(Stored records)
────────────────
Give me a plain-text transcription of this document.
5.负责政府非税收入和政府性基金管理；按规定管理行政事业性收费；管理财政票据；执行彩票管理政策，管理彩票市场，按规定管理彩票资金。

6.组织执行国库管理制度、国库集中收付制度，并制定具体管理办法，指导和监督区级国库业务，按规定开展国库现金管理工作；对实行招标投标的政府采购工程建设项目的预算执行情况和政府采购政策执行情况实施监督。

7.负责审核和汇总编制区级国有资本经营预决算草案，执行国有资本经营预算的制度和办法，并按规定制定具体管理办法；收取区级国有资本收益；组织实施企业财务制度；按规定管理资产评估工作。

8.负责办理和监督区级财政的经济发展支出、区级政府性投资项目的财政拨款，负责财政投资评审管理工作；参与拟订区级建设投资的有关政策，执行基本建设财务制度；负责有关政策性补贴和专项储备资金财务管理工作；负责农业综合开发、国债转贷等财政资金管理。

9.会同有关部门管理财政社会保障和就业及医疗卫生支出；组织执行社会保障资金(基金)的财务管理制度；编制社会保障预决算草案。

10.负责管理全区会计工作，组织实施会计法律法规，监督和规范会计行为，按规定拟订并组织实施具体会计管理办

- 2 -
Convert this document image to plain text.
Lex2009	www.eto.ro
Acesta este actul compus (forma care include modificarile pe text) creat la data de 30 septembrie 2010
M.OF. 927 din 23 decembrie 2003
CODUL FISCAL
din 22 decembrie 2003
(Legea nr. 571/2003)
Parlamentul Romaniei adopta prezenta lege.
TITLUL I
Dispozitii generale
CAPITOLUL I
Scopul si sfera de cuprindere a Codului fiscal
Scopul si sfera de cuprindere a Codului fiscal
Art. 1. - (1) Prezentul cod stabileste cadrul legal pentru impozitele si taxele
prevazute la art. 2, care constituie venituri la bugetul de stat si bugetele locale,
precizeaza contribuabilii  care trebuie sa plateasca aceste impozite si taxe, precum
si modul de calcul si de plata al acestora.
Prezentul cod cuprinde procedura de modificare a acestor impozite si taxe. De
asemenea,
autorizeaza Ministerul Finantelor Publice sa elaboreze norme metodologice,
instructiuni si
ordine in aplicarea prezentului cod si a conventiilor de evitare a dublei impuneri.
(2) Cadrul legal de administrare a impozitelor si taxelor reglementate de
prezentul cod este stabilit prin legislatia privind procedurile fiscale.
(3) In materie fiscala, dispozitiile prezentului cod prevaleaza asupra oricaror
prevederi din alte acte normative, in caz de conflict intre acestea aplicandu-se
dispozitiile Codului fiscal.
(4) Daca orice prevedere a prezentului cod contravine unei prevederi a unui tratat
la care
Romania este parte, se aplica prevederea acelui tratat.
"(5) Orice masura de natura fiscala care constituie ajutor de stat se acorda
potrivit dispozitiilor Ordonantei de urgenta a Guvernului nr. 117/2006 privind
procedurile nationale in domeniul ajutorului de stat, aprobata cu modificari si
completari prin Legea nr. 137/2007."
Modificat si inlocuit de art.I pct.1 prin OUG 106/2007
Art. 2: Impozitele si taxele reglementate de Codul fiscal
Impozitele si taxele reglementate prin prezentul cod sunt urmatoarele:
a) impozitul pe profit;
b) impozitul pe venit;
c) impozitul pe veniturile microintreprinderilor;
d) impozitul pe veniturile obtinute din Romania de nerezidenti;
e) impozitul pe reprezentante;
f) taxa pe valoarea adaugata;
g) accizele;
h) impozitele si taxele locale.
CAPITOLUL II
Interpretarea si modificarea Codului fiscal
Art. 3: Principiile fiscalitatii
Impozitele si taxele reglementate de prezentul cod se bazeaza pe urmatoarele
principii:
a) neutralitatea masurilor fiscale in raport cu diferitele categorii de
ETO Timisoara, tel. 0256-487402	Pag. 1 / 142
────────────────
## OBJECTIVE
In the lines above, locate the string "fiscale". Copy every line where it occurs.

## ANSWER FOR THE TASK
prezentul cod este stabilit prin legislatia privind procedurile fiscale.
a) neutralitatea masurilor fiscale in raport cu diferitele categorii de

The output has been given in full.